▶ _Do this_
Present the records as a numbered list, omitting blank lines, starting at the first line and ending at the line that contains "svg-text:231C: 231C (1100, 807, 1136, 824)".

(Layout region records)
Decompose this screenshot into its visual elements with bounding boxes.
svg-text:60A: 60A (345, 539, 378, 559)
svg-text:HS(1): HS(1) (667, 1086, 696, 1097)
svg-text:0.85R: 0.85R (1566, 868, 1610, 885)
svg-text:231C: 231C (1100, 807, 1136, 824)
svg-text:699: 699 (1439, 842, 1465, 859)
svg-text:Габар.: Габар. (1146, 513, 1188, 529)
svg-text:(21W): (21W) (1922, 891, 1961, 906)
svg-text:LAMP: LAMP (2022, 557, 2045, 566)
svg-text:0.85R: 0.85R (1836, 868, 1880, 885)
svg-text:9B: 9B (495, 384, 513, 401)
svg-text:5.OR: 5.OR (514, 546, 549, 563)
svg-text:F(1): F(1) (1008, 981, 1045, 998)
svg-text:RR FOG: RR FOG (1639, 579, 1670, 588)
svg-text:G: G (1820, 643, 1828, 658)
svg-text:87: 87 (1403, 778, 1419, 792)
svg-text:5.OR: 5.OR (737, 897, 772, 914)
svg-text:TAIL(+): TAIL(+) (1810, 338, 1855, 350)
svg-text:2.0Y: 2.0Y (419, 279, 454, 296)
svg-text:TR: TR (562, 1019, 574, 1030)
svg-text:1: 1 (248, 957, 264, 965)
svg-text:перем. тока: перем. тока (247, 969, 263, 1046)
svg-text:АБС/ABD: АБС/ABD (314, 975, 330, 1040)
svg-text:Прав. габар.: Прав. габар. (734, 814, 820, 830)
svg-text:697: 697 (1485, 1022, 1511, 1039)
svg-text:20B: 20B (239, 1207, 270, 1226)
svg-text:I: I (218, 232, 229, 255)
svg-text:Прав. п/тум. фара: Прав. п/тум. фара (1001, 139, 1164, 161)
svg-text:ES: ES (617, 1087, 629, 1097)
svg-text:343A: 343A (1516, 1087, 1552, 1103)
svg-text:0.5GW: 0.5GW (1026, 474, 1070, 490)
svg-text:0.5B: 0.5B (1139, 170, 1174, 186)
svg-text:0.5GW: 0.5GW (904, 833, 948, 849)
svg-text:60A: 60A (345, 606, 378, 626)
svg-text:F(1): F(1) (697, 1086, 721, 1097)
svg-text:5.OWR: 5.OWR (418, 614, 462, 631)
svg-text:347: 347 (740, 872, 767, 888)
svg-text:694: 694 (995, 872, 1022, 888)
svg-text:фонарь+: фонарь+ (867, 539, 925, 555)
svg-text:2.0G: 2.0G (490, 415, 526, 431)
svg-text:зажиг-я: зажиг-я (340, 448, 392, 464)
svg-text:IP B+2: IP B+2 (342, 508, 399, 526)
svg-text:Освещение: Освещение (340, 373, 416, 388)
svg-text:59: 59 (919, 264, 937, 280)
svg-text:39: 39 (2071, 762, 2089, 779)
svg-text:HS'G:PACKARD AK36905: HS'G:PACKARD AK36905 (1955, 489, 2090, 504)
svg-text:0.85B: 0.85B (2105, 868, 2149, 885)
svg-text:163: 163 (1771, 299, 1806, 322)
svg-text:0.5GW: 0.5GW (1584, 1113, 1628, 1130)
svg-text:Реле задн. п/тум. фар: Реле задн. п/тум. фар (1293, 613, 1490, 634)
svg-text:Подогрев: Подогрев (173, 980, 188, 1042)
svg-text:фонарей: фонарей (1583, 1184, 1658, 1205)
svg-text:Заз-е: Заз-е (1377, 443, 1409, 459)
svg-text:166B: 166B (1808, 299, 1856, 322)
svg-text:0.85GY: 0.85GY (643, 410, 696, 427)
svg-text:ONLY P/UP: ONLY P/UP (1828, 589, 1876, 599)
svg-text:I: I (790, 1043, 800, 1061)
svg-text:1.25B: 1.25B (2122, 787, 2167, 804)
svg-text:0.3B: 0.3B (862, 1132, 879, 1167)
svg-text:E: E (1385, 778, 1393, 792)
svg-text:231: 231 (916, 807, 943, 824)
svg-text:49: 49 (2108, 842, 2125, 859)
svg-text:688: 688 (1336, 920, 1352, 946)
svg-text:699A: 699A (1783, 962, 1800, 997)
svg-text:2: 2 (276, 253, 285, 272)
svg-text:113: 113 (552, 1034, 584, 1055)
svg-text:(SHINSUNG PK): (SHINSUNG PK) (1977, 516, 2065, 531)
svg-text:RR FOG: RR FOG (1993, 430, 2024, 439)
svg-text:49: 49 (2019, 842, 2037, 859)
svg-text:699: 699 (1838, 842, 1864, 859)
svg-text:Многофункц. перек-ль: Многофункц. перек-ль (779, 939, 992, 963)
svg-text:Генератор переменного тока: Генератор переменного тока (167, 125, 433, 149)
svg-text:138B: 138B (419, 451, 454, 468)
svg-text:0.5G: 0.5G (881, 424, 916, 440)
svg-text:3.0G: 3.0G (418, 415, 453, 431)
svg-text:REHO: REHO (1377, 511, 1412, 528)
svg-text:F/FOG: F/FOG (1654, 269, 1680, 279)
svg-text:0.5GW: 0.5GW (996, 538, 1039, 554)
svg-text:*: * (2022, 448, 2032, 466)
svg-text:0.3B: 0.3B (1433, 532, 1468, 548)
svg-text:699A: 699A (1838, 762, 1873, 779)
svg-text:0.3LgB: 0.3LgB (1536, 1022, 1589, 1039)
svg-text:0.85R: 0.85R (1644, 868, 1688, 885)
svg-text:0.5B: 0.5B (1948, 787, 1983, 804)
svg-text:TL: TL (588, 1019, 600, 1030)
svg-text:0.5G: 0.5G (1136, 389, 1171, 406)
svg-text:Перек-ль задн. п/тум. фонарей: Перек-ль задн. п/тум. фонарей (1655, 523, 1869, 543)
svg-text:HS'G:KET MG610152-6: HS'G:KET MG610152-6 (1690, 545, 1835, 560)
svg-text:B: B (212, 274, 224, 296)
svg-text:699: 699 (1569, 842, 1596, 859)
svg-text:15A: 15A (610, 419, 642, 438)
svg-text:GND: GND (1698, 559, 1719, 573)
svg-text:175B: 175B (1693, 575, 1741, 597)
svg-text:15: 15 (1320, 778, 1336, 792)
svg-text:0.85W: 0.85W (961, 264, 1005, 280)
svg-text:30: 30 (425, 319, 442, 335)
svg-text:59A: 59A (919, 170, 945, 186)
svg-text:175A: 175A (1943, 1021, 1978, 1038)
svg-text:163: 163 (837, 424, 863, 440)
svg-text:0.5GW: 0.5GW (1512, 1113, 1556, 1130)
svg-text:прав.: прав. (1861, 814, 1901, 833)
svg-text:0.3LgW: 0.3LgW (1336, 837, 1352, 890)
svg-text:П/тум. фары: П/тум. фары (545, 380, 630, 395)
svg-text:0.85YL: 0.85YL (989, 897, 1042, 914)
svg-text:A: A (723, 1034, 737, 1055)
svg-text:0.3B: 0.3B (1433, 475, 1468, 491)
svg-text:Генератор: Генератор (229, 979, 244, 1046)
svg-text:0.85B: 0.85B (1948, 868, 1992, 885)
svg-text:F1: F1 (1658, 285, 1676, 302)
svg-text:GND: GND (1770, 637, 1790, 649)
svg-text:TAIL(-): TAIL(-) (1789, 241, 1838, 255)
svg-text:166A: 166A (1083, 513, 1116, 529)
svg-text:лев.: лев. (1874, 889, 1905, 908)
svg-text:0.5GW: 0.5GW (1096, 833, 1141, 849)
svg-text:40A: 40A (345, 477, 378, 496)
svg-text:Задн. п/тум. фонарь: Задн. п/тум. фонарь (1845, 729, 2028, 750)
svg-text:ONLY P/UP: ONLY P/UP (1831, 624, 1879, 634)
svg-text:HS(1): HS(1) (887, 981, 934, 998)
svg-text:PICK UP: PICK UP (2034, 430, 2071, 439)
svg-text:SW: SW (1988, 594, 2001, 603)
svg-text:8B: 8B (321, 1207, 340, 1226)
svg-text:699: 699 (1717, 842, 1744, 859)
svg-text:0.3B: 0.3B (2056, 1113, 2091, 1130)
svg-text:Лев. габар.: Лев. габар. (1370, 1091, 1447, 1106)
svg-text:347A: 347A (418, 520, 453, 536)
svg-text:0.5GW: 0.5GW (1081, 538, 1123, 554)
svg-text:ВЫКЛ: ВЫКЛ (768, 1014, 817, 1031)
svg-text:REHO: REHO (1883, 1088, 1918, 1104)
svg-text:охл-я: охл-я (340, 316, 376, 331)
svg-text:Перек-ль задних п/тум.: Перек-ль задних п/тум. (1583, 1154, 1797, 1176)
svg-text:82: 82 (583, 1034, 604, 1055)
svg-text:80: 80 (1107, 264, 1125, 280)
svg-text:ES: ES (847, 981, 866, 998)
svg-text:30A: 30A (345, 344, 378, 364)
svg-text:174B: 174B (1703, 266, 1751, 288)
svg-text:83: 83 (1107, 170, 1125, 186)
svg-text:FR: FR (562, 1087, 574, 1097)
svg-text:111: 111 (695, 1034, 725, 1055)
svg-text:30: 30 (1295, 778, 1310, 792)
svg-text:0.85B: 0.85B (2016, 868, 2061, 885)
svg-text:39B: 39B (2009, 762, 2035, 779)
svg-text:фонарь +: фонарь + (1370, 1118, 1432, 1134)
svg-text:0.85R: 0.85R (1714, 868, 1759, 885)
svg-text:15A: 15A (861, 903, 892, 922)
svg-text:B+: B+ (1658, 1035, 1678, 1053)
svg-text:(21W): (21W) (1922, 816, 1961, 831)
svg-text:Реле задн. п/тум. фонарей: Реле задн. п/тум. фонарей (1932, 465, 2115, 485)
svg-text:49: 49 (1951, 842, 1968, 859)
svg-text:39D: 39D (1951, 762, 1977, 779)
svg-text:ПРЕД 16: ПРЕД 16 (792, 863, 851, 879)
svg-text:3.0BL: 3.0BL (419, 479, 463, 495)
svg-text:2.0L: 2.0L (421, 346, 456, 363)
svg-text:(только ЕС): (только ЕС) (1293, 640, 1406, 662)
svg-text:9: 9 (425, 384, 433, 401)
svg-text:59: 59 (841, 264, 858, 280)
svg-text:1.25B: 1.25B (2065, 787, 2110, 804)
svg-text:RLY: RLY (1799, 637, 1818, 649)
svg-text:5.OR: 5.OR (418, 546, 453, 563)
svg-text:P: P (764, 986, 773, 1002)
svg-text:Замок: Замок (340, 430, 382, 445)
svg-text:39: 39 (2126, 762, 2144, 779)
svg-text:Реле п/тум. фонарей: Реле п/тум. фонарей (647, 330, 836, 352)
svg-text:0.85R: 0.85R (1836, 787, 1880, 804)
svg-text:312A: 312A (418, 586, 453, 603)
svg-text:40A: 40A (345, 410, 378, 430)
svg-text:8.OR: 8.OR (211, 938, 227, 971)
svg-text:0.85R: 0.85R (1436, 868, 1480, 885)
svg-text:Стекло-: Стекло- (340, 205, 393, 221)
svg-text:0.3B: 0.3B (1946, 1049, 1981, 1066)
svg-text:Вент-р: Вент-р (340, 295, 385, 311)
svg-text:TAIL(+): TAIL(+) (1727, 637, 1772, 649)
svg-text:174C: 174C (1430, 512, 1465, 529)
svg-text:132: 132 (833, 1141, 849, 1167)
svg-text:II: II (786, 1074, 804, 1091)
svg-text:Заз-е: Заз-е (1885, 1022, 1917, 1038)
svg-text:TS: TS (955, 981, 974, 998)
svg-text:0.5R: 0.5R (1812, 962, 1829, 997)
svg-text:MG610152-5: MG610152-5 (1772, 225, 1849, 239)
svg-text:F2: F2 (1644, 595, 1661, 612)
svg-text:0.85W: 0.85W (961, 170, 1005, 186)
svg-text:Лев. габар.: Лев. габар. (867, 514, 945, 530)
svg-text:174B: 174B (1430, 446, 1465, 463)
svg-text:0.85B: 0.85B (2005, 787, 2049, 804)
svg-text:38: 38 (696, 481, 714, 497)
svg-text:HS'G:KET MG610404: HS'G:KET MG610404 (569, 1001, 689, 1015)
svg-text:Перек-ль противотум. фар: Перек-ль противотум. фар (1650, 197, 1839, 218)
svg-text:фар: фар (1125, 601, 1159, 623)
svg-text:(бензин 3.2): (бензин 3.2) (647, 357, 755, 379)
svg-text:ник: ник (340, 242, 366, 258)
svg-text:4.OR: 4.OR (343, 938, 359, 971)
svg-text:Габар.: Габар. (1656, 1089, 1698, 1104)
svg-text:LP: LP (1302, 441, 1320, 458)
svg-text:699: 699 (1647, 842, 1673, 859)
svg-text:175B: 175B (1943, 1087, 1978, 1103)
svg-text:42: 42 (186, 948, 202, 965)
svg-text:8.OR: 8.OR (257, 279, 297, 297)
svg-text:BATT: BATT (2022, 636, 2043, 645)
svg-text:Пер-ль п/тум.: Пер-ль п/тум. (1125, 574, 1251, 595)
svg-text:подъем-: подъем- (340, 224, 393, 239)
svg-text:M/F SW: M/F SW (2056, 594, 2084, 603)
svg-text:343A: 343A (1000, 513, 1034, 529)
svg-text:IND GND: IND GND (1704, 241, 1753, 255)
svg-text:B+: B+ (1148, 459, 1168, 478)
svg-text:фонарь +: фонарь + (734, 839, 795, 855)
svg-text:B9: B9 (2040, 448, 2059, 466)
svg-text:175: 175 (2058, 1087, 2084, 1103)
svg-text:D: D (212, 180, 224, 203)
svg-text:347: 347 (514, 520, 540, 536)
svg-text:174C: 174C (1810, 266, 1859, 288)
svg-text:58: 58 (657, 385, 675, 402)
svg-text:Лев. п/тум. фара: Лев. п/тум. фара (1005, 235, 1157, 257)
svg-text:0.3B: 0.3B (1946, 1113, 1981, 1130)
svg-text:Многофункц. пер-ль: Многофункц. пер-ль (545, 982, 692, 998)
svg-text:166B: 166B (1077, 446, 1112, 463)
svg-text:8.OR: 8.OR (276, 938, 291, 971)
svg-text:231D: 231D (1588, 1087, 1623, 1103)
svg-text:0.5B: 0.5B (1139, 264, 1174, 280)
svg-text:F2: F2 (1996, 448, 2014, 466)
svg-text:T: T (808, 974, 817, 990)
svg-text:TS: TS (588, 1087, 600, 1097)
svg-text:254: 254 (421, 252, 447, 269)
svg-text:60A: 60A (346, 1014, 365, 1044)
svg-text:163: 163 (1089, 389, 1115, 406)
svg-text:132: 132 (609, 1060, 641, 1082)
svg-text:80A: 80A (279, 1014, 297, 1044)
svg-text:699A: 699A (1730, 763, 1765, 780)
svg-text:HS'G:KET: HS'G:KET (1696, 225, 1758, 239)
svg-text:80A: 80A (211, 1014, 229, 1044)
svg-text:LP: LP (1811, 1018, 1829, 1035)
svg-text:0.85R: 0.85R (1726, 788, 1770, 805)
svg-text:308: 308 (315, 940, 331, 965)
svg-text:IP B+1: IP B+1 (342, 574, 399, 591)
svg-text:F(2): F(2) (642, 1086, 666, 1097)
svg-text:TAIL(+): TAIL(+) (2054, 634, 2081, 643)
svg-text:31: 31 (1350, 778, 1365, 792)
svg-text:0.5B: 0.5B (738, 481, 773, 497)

▶ _Response to the task_
1. Decompose this screenshot into its visual elements with bounding boxes.
2. svg-text:60A: 60A (345, 539, 378, 559)
3. svg-text:HS(1): HS(1) (667, 1086, 696, 1097)
4. svg-text:0.85R: 0.85R (1566, 868, 1610, 885)
5. svg-text:231C: 231C (1100, 807, 1136, 824)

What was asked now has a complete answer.